+++ Отрывок из документа +++

Клаузевиц, как обычно, утверждает, что у императора был реальный шанс выиграть сражение. Он считает, что под Дрезденом союзные армии спасло только то, что Наполеон по-прежнему был вынужден вести войну на нескольких фронтах. Клаузевиц также уверен, что если бы атака императорских войск под Дрезденом в первый день увенчалась успехом, он рассек бы союзников надвое, и их превосходство в численности уже не было бы настолько существенным Он знал, что говорил, так как лично присутствовал при этом сражении, находясь в штабе Блюхера в качестве русского офицера связи. Эти страницы «Моей войны» были утешительным чтением для фюрера в 1944 году.
Как император, так и фюрер, плохо понимали суть своих противников, будь то целые народы или отдельные исторические лица. Меттерних был поражен необычными идеями Наполеона по поводу британцев и полным пониманием императором их институтов. Император резко выступал против олигархии, которая правила Англией, считая ее чем-то вроде венецианских патрициев. Британия, по его словам, была «нацией лавочников», а простой народ этой страны «грубым и неотесанным». Он приходил в ярость от оскорбительных для него статей, появлявшихся в лондонских газетах и регулярно прочитывавшихся ему секретарями. И в то же время он периодически мечтал о мире с Британией, хотя и понимал, что он вряд ли возможен. Мы уже видели, что он делал намеки на возможное примирение с британцами в Испании в 1812 году. Император также считал, что дела могли бы пойти совсем по-другому, если бы был жив Фокс. Он понимал, что среди вигов немного найдется симпатизирующих ему, да и те, что симпатизировали, делали это только из желания насолить правительству тори. В 1815 году он надеялся, и Тщетно, что принц-регент предоставит ему убежище. Понять британский характер ему так никогда и не удалось.

+++ Список записей +++

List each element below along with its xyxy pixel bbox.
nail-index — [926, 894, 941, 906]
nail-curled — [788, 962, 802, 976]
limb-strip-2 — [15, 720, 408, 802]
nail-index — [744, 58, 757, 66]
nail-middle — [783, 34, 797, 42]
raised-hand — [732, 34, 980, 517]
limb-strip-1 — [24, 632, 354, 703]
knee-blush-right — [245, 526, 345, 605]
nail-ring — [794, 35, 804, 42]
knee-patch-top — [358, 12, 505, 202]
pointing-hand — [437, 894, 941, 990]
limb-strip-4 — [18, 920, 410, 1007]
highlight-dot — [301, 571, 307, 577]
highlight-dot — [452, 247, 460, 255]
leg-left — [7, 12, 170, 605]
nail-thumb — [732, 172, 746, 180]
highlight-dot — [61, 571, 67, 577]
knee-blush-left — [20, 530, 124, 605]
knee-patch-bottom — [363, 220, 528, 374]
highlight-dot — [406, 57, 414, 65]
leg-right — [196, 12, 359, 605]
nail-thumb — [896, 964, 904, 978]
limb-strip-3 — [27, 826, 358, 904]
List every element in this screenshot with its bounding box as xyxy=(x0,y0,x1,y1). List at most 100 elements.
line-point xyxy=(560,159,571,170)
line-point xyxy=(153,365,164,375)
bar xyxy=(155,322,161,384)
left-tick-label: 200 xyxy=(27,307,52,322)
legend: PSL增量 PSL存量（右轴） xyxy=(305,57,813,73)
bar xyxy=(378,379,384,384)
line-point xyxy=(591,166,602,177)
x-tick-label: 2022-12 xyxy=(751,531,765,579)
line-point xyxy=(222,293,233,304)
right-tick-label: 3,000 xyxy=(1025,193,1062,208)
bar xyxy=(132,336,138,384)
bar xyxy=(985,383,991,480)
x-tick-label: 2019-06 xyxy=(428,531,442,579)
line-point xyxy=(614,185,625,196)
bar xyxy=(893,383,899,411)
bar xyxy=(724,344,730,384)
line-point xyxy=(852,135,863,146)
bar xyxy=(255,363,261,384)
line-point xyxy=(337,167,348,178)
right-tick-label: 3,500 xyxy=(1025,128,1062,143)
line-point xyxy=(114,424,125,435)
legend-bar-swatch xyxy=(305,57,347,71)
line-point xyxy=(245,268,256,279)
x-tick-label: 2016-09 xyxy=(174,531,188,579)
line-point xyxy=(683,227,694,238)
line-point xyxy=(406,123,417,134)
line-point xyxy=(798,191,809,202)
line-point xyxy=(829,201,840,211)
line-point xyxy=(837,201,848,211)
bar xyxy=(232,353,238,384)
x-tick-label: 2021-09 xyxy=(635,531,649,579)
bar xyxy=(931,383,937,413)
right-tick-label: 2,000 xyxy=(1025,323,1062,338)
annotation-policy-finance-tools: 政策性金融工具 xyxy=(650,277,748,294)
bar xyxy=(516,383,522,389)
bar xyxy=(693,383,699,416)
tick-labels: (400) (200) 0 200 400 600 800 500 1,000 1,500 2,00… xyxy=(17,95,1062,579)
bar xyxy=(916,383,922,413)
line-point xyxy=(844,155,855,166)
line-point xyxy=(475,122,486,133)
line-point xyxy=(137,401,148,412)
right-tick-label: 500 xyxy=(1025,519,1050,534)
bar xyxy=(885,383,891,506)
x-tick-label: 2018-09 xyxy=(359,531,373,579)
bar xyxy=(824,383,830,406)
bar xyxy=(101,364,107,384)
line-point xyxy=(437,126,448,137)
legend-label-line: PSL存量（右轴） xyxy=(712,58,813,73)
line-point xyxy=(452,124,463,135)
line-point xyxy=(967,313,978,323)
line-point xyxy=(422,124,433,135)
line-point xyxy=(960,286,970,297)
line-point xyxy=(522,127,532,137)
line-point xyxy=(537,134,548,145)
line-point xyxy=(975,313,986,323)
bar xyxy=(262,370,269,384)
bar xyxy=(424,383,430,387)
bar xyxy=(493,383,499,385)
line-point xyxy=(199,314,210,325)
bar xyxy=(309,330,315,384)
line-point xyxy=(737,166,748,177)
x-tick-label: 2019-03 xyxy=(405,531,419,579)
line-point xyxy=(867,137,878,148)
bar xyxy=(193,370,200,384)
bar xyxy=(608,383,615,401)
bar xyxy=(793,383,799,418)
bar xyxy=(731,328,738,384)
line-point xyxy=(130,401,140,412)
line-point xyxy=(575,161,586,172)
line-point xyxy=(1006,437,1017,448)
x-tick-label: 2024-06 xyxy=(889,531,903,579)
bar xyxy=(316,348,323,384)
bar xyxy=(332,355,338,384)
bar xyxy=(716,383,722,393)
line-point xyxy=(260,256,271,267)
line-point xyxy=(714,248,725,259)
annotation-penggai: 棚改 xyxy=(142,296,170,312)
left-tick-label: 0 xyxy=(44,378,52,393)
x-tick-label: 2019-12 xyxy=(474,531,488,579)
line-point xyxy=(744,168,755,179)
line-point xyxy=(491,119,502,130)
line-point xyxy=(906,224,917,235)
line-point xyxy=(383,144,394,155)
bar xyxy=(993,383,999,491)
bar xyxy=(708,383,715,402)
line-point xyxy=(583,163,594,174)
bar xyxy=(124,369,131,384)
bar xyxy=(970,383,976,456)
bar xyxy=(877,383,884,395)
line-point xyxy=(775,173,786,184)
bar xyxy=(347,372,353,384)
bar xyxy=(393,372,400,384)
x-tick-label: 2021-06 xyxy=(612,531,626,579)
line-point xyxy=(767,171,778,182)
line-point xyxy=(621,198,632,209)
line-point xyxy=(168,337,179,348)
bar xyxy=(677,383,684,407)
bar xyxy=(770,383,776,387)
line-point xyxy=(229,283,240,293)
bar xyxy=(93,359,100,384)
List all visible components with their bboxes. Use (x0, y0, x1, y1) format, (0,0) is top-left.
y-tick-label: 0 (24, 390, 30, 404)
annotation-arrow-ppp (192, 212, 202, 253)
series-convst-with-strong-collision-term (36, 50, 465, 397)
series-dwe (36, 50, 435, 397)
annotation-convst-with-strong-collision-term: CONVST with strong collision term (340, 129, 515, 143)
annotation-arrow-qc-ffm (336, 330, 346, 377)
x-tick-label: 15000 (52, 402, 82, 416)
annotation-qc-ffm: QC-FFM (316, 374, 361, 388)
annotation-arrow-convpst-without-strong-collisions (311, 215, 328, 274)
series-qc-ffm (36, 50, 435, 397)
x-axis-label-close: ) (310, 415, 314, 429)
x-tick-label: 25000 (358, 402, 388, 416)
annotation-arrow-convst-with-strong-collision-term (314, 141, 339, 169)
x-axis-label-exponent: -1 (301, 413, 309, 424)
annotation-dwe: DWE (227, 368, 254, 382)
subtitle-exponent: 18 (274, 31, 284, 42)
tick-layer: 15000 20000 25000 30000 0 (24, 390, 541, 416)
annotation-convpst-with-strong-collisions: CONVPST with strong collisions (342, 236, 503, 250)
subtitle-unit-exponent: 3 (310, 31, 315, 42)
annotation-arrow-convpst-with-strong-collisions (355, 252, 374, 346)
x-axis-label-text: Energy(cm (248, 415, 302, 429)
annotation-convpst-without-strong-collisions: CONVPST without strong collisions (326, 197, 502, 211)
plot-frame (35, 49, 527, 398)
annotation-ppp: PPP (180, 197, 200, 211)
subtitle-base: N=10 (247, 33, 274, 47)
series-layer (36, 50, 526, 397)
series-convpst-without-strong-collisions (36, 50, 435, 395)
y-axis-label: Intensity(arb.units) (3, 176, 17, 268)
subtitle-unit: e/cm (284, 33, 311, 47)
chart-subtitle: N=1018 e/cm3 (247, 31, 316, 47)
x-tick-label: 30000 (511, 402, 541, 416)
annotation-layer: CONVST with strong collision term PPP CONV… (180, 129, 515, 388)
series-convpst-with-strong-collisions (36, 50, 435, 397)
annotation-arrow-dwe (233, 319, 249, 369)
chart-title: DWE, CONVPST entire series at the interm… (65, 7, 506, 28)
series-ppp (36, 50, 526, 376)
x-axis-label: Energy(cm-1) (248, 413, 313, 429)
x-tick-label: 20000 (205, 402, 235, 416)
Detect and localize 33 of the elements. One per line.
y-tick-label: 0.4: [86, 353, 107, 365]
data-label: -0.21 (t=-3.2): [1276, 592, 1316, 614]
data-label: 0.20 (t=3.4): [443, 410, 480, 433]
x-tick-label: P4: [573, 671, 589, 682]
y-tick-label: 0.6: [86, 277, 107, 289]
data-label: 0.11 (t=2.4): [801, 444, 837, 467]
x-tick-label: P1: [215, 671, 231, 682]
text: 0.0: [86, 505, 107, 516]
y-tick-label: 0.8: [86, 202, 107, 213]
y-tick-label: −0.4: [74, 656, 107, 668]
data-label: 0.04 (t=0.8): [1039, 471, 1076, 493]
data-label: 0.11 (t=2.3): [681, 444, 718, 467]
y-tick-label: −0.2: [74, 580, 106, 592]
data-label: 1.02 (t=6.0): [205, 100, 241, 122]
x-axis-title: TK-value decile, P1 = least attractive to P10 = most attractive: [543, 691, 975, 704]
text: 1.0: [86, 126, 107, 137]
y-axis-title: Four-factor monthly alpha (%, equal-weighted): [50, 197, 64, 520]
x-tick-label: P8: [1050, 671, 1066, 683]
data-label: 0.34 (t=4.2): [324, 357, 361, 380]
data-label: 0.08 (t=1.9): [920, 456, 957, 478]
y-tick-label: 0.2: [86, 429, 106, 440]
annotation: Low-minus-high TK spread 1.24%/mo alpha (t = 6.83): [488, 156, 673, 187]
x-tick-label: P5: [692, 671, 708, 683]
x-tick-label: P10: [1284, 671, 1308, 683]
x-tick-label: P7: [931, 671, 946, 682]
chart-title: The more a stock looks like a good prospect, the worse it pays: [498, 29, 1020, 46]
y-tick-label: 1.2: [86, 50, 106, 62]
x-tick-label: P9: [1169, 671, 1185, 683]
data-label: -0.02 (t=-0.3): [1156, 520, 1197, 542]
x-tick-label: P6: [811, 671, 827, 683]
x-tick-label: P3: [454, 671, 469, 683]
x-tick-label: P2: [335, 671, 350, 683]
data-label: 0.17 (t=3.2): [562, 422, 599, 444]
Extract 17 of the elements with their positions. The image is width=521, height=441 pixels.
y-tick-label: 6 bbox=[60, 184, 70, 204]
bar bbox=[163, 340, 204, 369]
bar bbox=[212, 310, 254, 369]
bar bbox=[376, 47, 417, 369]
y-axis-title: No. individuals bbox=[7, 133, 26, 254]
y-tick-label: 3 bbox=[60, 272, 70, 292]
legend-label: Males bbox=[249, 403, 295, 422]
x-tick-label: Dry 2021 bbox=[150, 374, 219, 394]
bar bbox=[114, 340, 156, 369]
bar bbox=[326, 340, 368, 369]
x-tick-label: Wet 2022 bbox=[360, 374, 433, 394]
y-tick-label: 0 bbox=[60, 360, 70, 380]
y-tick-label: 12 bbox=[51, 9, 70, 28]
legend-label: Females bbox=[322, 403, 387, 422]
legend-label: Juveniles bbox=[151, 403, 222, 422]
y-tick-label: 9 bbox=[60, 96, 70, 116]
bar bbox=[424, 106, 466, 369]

+++

Что нужно сделать | Перепишите слово в слово часть отрывка о Наполеоне: начните со слов «Клаузевиц, как обычно, утверждает, что» и продолжайте до слов «в 1944 году.» включительно.

Результат |
Клаузевиц, как обычно, утверждает, что у императора был реальный шанс выиграть сражение. Он считает, что под Дрезденом союзные армии спасло только то, что Наполеон по-прежнему был вынужден вести войну на нескольких фронтах. Клаузевиц также уверен, что если бы атака императорских войск под Дрезденом в первый день увенчалась успехом, он рассек бы союзников надвое, и их превосходство в численности уже не было бы настолько существенным Он знал, что говорил, так как лично присутствовал при этом сражении, находясь в штабе Блюхера в качестве русского офицера связи. Эти страницы «Моей войны» были утешительным чтением для фюрера в 1944 году.